» Goal
In the entries below, count every line with the word "before". Return only the count.

Items from a figure collection:
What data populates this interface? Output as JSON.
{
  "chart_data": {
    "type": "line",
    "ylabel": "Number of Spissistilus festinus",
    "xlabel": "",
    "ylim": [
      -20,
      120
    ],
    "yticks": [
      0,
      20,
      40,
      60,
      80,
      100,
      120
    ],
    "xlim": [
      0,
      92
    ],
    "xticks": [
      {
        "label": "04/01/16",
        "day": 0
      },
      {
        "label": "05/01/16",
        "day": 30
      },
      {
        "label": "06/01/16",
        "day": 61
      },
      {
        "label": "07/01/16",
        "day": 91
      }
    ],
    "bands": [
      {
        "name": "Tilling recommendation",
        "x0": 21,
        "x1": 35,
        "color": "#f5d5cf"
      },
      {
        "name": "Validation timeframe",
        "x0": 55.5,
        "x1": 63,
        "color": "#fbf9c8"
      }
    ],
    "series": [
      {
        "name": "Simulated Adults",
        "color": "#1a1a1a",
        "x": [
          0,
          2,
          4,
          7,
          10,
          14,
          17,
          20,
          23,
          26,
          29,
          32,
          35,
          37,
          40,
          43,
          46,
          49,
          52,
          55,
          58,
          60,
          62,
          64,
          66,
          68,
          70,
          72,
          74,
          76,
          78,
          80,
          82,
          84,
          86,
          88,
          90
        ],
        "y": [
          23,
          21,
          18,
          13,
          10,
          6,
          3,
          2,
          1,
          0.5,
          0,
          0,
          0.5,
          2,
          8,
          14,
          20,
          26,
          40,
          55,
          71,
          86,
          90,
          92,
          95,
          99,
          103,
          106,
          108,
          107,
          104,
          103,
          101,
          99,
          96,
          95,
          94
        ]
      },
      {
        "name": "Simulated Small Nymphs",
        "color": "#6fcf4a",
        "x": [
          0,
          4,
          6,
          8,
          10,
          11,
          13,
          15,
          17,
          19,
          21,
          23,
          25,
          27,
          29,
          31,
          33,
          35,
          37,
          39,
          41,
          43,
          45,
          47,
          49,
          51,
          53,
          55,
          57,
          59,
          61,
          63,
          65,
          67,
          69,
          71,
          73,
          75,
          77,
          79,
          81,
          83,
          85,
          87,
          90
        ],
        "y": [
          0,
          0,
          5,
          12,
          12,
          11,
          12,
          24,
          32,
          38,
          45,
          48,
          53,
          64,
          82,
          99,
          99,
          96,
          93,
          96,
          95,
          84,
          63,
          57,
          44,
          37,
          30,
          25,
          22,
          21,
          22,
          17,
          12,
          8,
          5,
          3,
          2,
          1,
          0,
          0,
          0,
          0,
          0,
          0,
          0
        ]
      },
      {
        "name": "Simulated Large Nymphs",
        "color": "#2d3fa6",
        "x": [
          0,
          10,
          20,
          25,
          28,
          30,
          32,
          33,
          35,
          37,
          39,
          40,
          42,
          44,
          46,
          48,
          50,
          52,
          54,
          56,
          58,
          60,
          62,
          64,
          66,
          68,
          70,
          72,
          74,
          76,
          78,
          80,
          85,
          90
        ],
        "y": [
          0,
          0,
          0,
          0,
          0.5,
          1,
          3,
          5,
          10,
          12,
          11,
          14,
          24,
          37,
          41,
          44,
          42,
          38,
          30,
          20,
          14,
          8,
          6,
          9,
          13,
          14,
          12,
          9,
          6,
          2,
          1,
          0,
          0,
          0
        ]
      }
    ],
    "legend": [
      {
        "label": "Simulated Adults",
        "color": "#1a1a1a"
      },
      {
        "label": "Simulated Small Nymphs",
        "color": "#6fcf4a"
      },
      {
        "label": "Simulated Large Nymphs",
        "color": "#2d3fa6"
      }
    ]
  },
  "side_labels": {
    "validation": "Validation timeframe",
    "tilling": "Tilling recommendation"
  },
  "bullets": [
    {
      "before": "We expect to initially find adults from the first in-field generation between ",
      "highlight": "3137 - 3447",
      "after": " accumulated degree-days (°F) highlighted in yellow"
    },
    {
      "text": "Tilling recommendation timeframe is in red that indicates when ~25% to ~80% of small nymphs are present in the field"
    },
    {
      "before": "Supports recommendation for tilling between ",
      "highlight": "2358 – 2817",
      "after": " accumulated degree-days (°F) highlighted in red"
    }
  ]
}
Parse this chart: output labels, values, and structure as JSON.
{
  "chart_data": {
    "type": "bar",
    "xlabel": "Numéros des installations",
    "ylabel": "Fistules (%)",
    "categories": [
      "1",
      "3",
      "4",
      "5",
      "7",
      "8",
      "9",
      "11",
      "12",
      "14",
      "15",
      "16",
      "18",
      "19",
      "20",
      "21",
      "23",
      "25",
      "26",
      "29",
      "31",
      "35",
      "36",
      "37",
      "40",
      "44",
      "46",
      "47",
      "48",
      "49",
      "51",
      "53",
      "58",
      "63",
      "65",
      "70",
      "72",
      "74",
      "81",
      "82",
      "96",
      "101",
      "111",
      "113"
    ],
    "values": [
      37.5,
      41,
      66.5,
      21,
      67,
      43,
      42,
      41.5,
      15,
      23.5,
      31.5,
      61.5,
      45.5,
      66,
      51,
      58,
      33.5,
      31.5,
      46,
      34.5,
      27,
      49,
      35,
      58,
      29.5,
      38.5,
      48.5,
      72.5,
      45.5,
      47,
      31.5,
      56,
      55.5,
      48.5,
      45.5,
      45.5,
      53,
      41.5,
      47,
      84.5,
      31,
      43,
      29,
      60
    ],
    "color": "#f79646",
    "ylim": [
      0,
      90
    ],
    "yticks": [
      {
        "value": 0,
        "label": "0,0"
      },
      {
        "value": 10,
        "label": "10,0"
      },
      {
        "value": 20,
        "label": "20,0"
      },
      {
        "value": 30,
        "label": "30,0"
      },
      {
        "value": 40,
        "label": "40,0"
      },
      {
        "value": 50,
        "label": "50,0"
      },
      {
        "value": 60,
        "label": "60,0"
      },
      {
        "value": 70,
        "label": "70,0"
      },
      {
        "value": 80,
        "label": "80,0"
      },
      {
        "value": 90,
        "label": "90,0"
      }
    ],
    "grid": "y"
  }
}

» Exercise solution
2